** start MATERIAL **

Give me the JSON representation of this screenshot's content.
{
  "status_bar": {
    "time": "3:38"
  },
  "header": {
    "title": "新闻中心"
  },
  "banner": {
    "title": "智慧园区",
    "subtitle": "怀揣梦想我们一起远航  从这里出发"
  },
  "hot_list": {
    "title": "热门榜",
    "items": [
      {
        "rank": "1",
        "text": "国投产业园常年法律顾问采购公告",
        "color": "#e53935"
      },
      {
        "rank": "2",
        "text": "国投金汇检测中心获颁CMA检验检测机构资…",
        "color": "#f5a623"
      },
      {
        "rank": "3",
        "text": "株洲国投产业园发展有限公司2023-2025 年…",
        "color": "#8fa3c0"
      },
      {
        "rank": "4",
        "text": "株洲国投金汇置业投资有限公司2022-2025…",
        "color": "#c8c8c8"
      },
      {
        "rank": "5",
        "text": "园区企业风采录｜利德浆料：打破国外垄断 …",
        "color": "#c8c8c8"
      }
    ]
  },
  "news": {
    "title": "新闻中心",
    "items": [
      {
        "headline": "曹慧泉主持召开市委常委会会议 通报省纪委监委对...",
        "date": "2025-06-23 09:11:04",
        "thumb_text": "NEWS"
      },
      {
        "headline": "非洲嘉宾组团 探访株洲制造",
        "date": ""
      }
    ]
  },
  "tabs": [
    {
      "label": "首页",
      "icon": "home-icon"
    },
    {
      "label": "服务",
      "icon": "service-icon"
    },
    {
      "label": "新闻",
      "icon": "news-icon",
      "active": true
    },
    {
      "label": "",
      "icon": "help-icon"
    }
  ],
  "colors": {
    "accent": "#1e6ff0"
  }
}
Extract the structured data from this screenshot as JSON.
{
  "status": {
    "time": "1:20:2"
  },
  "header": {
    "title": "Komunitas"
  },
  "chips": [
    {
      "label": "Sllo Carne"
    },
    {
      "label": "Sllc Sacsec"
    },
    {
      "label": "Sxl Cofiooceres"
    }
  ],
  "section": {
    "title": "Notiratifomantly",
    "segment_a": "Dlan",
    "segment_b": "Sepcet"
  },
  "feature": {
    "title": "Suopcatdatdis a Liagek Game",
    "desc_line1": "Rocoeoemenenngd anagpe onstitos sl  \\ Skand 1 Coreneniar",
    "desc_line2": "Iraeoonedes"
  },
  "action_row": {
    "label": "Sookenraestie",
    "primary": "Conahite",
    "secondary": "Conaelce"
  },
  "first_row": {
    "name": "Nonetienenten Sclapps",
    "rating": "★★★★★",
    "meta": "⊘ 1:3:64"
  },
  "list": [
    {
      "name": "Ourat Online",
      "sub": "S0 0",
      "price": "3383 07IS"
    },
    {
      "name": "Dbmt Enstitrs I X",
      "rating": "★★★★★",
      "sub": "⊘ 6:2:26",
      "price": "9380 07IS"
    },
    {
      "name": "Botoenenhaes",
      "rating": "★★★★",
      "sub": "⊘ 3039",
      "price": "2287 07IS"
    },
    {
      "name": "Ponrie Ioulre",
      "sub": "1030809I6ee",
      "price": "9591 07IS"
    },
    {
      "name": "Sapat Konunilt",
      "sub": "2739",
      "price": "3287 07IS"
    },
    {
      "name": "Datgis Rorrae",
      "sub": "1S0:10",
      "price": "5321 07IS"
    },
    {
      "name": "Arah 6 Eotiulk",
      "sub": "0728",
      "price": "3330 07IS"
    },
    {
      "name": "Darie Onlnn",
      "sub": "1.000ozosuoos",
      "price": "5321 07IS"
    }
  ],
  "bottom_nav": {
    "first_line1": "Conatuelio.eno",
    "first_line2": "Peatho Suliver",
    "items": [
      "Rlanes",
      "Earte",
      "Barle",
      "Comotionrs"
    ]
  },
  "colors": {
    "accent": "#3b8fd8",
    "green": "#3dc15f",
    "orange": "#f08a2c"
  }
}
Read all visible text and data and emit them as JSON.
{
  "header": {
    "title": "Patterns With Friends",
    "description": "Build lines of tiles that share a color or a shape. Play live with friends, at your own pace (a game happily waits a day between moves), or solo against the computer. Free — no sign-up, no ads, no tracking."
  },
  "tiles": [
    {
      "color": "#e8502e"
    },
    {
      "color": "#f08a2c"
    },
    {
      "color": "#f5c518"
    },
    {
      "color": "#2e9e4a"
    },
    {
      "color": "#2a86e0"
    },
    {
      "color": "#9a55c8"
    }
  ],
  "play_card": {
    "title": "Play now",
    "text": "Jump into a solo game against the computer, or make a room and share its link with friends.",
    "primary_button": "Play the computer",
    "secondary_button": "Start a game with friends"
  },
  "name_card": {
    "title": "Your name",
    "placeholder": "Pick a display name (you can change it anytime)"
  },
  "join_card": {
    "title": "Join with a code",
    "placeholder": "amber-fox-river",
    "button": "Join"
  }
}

** end MATERIAL **
** start MATERIAL **

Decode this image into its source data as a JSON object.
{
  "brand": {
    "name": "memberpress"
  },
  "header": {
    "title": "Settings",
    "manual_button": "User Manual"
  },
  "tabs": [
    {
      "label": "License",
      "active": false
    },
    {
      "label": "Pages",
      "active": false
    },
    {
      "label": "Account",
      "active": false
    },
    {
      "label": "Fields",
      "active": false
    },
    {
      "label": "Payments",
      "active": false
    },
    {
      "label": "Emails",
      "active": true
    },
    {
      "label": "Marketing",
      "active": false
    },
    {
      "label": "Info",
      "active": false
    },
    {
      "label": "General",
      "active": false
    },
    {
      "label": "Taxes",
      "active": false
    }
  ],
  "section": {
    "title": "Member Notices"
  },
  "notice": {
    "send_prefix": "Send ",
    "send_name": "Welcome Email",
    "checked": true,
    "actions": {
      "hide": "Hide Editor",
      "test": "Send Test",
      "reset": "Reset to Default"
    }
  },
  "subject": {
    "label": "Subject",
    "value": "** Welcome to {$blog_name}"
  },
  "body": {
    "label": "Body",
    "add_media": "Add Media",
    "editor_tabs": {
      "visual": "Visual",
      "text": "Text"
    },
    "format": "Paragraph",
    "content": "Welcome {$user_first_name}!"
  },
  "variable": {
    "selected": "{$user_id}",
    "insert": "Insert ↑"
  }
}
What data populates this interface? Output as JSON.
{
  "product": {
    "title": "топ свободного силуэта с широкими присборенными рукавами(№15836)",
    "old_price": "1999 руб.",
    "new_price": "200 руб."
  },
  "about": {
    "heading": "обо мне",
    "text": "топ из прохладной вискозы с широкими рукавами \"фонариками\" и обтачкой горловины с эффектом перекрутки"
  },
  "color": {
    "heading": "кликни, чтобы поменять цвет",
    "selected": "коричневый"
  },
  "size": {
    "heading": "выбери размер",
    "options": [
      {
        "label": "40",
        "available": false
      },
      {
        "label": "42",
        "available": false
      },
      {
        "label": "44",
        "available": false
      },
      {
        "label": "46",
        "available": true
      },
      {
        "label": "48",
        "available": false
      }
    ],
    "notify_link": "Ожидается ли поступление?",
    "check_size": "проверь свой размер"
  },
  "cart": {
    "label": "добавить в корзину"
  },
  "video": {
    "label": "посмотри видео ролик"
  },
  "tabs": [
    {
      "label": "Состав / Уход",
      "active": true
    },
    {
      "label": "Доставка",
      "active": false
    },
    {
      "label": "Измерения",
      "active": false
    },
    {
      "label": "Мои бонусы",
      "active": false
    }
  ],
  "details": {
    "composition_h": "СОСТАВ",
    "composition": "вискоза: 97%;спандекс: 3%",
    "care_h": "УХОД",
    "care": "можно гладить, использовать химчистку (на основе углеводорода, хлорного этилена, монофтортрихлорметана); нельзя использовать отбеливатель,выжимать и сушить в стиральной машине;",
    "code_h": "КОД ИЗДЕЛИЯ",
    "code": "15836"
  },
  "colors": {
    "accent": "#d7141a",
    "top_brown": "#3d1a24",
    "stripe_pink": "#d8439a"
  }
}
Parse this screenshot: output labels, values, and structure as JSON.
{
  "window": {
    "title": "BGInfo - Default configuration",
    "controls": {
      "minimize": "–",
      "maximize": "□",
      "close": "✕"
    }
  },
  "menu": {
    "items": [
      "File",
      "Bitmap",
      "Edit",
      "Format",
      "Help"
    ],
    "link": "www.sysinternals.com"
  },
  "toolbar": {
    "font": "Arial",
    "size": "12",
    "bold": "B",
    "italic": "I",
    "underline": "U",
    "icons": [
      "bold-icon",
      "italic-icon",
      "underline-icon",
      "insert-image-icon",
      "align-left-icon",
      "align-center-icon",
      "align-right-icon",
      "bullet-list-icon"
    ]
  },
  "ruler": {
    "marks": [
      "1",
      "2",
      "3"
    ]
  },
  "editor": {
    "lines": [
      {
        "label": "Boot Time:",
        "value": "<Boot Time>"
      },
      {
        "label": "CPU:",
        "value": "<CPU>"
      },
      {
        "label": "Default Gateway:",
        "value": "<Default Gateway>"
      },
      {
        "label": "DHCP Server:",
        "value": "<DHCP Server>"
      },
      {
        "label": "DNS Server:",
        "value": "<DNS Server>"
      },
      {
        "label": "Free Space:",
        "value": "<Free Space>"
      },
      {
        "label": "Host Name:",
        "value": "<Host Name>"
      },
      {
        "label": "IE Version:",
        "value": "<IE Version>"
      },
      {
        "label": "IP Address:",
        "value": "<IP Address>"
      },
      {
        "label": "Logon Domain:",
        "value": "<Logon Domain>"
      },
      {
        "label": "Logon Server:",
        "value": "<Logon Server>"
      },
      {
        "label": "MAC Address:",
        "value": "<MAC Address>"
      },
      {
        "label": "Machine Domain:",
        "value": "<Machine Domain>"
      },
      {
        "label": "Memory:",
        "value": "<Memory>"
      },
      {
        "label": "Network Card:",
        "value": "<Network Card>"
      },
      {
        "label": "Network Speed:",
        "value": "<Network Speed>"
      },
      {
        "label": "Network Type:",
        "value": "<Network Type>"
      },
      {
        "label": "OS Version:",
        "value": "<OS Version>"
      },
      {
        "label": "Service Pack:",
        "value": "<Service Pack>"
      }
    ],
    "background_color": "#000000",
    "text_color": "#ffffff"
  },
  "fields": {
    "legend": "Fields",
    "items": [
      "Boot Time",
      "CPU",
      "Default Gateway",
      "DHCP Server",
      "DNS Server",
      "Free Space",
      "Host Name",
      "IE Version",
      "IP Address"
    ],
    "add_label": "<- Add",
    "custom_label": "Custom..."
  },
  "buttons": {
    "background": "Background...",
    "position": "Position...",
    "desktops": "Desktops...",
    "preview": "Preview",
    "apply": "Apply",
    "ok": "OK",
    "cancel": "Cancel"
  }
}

** end MATERIAL **
** start MATERIAL **

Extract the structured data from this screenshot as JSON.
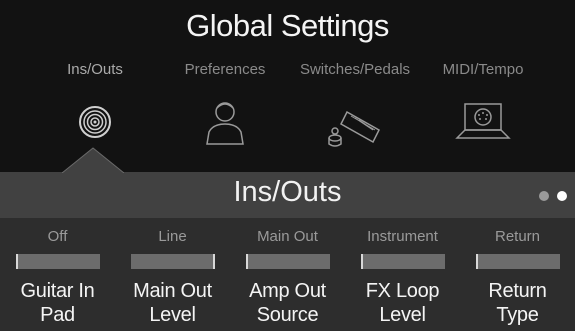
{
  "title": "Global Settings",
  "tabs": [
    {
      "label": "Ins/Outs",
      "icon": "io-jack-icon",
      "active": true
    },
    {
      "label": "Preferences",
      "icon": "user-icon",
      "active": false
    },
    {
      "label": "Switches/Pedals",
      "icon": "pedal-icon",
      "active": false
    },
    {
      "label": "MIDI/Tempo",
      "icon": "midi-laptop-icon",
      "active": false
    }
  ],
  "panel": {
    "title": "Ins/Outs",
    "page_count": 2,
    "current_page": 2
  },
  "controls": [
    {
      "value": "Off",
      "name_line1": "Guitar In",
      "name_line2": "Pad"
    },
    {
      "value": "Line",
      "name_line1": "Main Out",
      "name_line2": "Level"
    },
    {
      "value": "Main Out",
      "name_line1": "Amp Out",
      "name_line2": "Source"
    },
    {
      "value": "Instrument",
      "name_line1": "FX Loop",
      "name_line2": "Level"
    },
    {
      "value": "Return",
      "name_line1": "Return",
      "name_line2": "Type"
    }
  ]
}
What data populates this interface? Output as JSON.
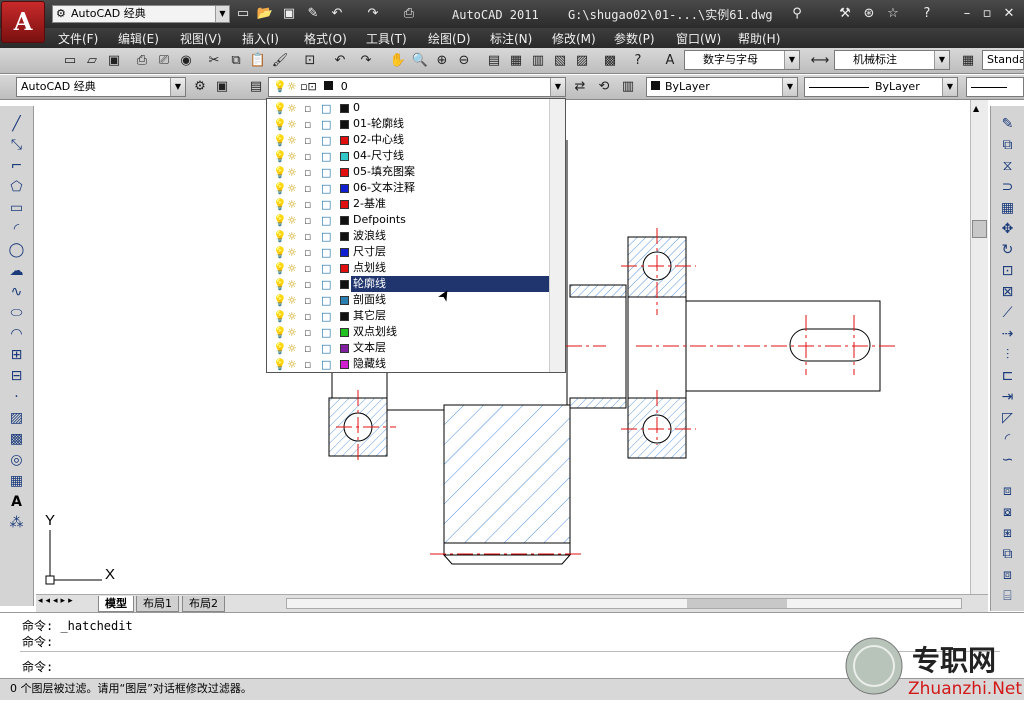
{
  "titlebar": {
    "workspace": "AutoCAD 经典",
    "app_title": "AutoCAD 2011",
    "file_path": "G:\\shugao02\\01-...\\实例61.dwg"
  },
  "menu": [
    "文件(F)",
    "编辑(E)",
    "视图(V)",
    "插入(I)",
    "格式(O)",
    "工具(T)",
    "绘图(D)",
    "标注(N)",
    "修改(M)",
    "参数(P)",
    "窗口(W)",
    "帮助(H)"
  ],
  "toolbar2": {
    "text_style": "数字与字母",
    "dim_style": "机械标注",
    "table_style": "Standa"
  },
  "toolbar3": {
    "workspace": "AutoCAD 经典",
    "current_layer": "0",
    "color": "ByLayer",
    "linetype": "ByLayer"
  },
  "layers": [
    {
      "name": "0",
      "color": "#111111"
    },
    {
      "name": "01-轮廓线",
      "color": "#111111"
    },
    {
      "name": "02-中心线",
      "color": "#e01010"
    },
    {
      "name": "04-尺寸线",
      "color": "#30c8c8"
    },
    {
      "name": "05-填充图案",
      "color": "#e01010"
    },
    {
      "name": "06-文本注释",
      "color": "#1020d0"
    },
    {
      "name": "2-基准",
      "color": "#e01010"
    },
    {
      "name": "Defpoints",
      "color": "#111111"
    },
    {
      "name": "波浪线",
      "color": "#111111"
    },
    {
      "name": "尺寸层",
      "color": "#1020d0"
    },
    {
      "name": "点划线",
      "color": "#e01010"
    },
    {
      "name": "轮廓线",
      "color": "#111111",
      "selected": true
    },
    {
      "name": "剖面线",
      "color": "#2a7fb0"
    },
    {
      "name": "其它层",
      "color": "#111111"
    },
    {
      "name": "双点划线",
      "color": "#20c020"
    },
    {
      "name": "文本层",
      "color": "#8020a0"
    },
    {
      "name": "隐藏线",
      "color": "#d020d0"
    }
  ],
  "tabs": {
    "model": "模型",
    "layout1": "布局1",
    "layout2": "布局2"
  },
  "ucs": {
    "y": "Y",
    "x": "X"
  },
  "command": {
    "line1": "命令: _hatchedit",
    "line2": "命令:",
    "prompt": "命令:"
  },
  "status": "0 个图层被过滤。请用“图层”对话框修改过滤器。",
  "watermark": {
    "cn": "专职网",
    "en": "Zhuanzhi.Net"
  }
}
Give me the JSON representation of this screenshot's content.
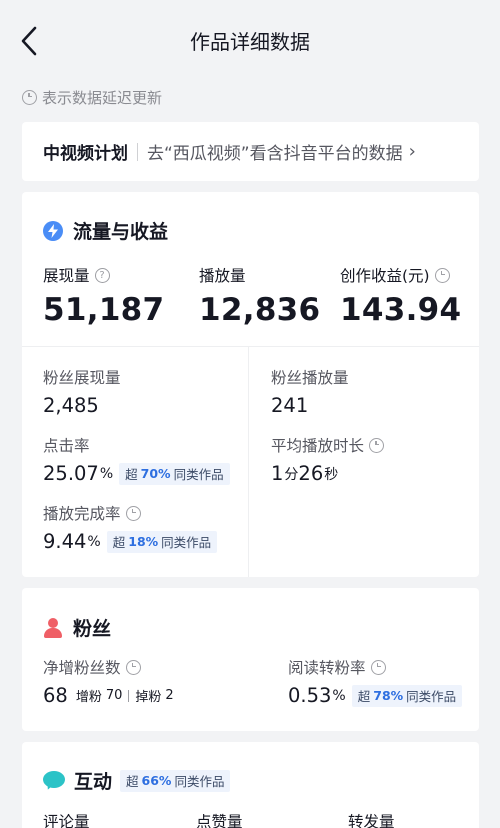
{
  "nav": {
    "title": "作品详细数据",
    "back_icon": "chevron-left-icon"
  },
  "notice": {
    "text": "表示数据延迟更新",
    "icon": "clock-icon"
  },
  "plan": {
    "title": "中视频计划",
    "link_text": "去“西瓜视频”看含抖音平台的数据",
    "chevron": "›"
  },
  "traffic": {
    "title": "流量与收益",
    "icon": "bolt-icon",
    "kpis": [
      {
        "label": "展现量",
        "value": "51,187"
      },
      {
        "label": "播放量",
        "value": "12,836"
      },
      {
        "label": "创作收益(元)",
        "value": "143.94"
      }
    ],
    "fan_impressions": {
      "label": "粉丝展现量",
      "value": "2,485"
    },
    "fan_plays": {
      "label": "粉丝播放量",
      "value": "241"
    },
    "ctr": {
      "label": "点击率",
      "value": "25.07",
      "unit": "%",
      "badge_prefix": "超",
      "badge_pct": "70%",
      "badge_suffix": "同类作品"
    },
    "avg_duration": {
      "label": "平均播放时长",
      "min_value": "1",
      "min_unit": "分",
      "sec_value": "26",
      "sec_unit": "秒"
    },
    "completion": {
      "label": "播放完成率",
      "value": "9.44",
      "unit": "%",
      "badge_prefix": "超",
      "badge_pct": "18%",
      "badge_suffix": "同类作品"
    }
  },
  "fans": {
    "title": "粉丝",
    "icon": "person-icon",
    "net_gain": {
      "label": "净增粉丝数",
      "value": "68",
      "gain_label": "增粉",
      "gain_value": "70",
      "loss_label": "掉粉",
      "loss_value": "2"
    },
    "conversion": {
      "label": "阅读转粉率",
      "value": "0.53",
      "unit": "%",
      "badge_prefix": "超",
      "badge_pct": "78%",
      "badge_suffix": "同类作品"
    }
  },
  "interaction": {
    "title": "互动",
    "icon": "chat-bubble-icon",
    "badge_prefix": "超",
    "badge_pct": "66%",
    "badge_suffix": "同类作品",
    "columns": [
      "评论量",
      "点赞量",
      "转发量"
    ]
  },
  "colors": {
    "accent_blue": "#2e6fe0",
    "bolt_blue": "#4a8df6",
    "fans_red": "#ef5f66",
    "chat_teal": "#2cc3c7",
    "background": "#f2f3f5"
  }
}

** end MATERIAL **

**YOUR GOAL:** Locate all lines that include the word "широкими" and copy them out.

**ANSWER:**
    "title": "топ свободного силуэта с широкими присборенными рукавами(№15836)",
    "text": "топ из прохладной вискозы с широкими рукавами \"фонариками\" и обтачкой горловины с эффектом перекрутки"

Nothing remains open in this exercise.